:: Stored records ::

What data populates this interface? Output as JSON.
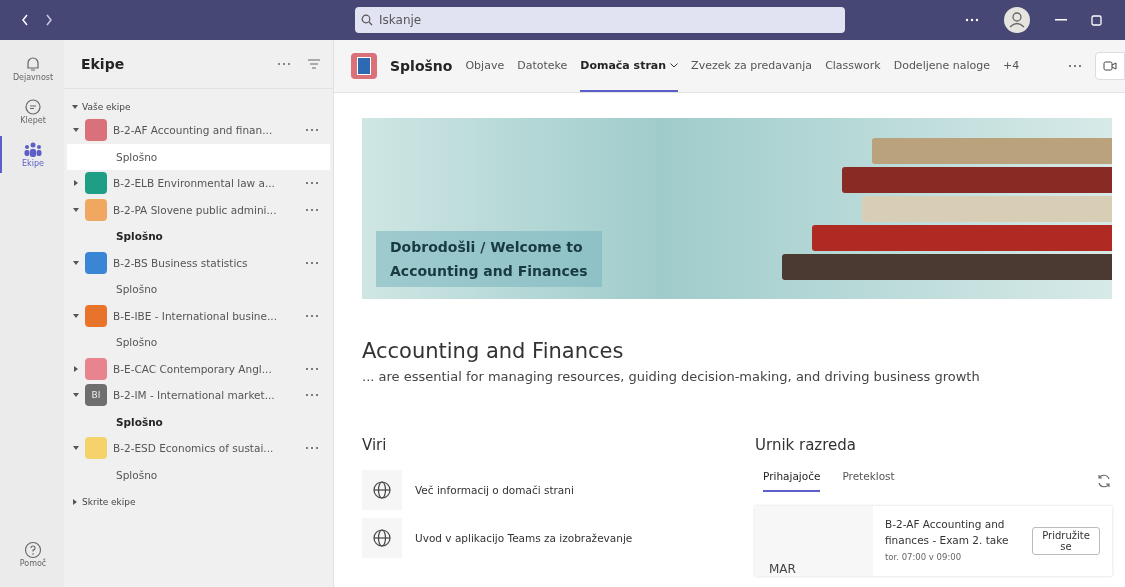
{
  "search": {
    "placeholder": "Iskanje"
  },
  "rail": [
    {
      "label": "Dejavnost",
      "kind": "bell",
      "selected": false
    },
    {
      "label": "Klepet",
      "kind": "chat",
      "selected": false
    },
    {
      "label": "Ekipe",
      "kind": "teams",
      "selected": true
    }
  ],
  "help": {
    "label": "Pomoč"
  },
  "sidebar": {
    "title": "Ekipe",
    "section": "Vaše ekipe",
    "hidden": "Skrite ekipe",
    "teams": [
      {
        "name": "B-2-AF Accounting and finan...",
        "color": "#d9707a",
        "expanded": true,
        "channels": [
          {
            "name": "Splošno",
            "bold": false,
            "selected": true
          }
        ]
      },
      {
        "name": "B-2-ELB Environmental law a...",
        "color": "#1f9e86",
        "expanded": false
      },
      {
        "name": "B-2-PA Slovene public admini...",
        "color": "#f0a860",
        "expanded": true,
        "channels": [
          {
            "name": "Splošno",
            "bold": true,
            "selected": false
          }
        ]
      },
      {
        "name": "B-2-BS Business statistics",
        "color": "#3a86d4",
        "expanded": true,
        "channels": [
          {
            "name": "Splošno",
            "bold": false,
            "selected": false
          }
        ]
      },
      {
        "name": "B-E-IBE - International busine...",
        "color": "#e8742c",
        "expanded": true,
        "channels": [
          {
            "name": "Splošno",
            "bold": false,
            "selected": false
          }
        ]
      },
      {
        "name": "B-E-CAC Contemporary Angl...",
        "color": "#e8848e",
        "expanded": false
      },
      {
        "name": "B-2-IM - International market...",
        "color": "#6e6e6e",
        "icon_label": "BI",
        "expanded": true,
        "channels": [
          {
            "name": "Splošno",
            "bold": true,
            "selected": false
          }
        ]
      },
      {
        "name": "B-2-ESD Economics of sustai...",
        "color": "#f5d36a",
        "expanded": true,
        "channels": [
          {
            "name": "Splošno",
            "bold": false,
            "selected": false
          }
        ]
      }
    ]
  },
  "channel": {
    "title": "Splošno",
    "tabs": [
      {
        "label": "Objave",
        "selected": false
      },
      {
        "label": "Datoteke",
        "selected": false
      },
      {
        "label": "Domača stran",
        "selected": true
      },
      {
        "label": "Zvezek za predavanja",
        "selected": false
      },
      {
        "label": "Classwork",
        "selected": false
      },
      {
        "label": "Dodeljene naloge",
        "selected": false
      }
    ],
    "more_tabs": "+4"
  },
  "banner": {
    "lines": [
      "Dobrodošli / Welcome to",
      "Accounting and Finances"
    ]
  },
  "heading": "Accounting and Finances",
  "subtitle": "... are essential for managing resources, guiding decision-making, and driving business growth",
  "resources": {
    "title": "Viri",
    "items": [
      "Več informacij o domači strani",
      "Uvod v aplikacijo Teams za izobraževanje"
    ]
  },
  "schedule": {
    "title": "Urnik razreda",
    "tabs": [
      {
        "label": "Prihajajoče",
        "selected": true
      },
      {
        "label": "Preteklost",
        "selected": false
      }
    ],
    "event": {
      "month": "MAR",
      "title": "B-2-AF Accounting and finances - Exam 2. take",
      "time": "tor. 07:00 v 09:00",
      "join": "Pridružite se"
    }
  }
}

:: WHAT IS REQUIRED ::
Reproduce every entry word for word, but skip any pictures.

:: ANSWER TO THIS EXERCISE ::
What data populates this interface? Output as JSON.
{
  "search": {
    "placeholder": "Iskanje"
  },
  "rail": [
    {
      "label": "Dejavnost",
      "kind": "bell",
      "selected": false
    },
    {
      "label": "Klepet",
      "kind": "chat",
      "selected": false
    },
    {
      "label": "Ekipe",
      "kind": "teams",
      "selected": true
    }
  ],
  "help": {
    "label": "Pomoč"
  },
  "sidebar": {
    "title": "Ekipe",
    "section": "Vaše ekipe",
    "hidden": "Skrite ekipe",
    "teams": [
      {
        "name": "B-2-AF Accounting and finan...",
        "color": "#d9707a",
        "expanded": true,
        "channels": [
          {
            "name": "Splošno",
            "bold": false,
            "selected": true
          }
        ]
      },
      {
        "name": "B-2-ELB Environmental law a...",
        "color": "#1f9e86",
        "expanded": false
      },
      {
        "name": "B-2-PA Slovene public admini...",
        "color": "#f0a860",
        "expanded": true,
        "channels": [
          {
            "name": "Splošno",
            "bold": true,
            "selected": false
          }
        ]
      },
      {
        "name": "B-2-BS Business statistics",
        "color": "#3a86d4",
        "expanded": true,
        "channels": [
          {
            "name": "Splošno",
            "bold": false,
            "selected": false
          }
        ]
      },
      {
        "name": "B-E-IBE - International busine...",
        "color": "#e8742c",
        "expanded": true,
        "channels": [
          {
            "name": "Splošno",
            "bold": false,
            "selected": false
          }
        ]
      },
      {
        "name": "B-E-CAC Contemporary Angl...",
        "color": "#e8848e",
        "expanded": false
      },
      {
        "name": "B-2-IM - International market...",
        "color": "#6e6e6e",
        "icon_label": "BI",
        "expanded": true,
        "channels": [
          {
            "name": "Splošno",
            "bold": true,
            "selected": false
          }
        ]
      },
      {
        "name": "B-2-ESD Economics of sustai...",
        "color": "#f5d36a",
        "expanded": true,
        "channels": [
          {
            "name": "Splošno",
            "bold": false,
            "selected": false
          }
        ]
      }
    ]
  },
  "channel": {
    "title": "Splošno",
    "tabs": [
      {
        "label": "Objave",
        "selected": false
      },
      {
        "label": "Datoteke",
        "selected": false
      },
      {
        "label": "Domača stran",
        "selected": true
      },
      {
        "label": "Zvezek za predavanja",
        "selected": false
      },
      {
        "label": "Classwork",
        "selected": false
      },
      {
        "label": "Dodeljene naloge",
        "selected": false
      }
    ],
    "more_tabs": "+4"
  },
  "banner": {
    "lines": [
      "Dobrodošli / Welcome to",
      "Accounting and Finances"
    ]
  },
  "heading": "Accounting and Finances",
  "subtitle": "... are essential for managing resources, guiding decision-making, and driving business growth",
  "resources": {
    "title": "Viri",
    "items": [
      "Več informacij o domači strani",
      "Uvod v aplikacijo Teams za izobraževanje"
    ]
  },
  "schedule": {
    "title": "Urnik razreda",
    "tabs": [
      {
        "label": "Prihajajoče",
        "selected": true
      },
      {
        "label": "Preteklost",
        "selected": false
      }
    ],
    "event": {
      "month": "MAR",
      "title": "B-2-AF Accounting and finances - Exam 2. take",
      "time": "tor. 07:00 v 09:00",
      "join": "Pridružite se"
    }
  }
}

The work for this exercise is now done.